YOUR INSTRUCTIONS
Exactly repeat the material, dropping only the pictures.
══════════════════════════════
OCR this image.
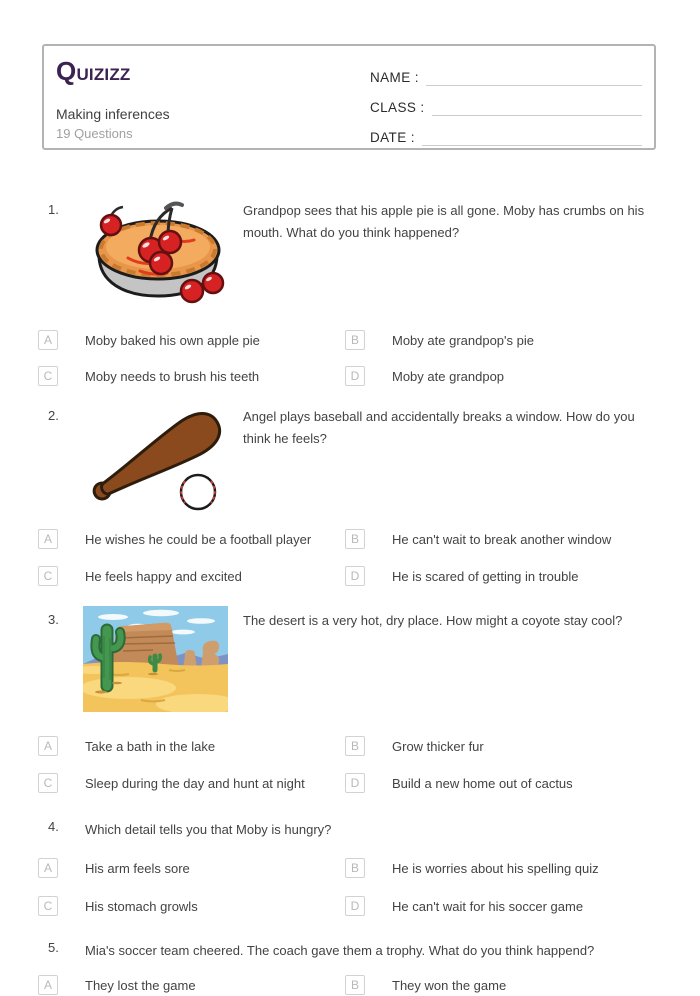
QUIZIZZ
Making inferences
19 Questions
NAME :
CLASS :
DATE :
1.	Grandpop sees that his apple pie is all gone. Moby has crumbs on his mouth. What do you think happened?
A	Moby baked his own apple pie	B	Moby ate grandpop's pie
C	Moby needs to brush his teeth	D	Moby ate grandpop
2.	Angel plays baseball and accidentally breaks a window. How do you think he feels?
A	He wishes he could be a football player	B	He can't wait to break another window
C	He feels happy and excited	D	He is scared of getting in trouble
3.	The desert is a very hot, dry place. How might a coyote stay cool?
A	Take a bath in the lake	B	Grow thicker fur
C	Sleep during the day and hunt at night	D	Build a new home out of cactus
4. Which detail tells you that Moby is hungry?
A	His arm feels sore	B	He is worries about his spelling quiz
C	His stomach growls	D	He can't wait for his soccer game
5. Mia's soccer team cheered. The coach gave them a trophy. What do you think happend?
A	They lost the game	B	They won the game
══════════════════════════════
TASK ANSWER
OCR this image.
QUIZIZZ
Making inferences
19 Questions
NAME :
CLASS :
DATE :
1.	Grandpop sees that his apple pie is all gone. Moby has crumbs on his mouth. What do you think happened?
A	Moby baked his own apple pie	B	Moby ate grandpop's pie
C	Moby needs to brush his teeth	D	Moby ate grandpop
2.	Angel plays baseball and accidentally breaks a window. How do you think he feels?
A	He wishes he could be a football player	B	He can't wait to break another window
C	He feels happy and excited	D	He is scared of getting in trouble
3.	The desert is a very hot, dry place. How might a coyote stay cool?
A	Take a bath in the lake	B	Grow thicker fur
C	Sleep during the day and hunt at night	D	Build a new home out of cactus
4. Which detail tells you that Moby is hungry?
A	His arm feels sore	B	He is worries about his spelling quiz
C	His stomach growls	D	He can't wait for his soccer game
5. Mia's soccer team cheered. The coach gave them a trophy. What do you think happend?
A	They lost the game	B	They won the game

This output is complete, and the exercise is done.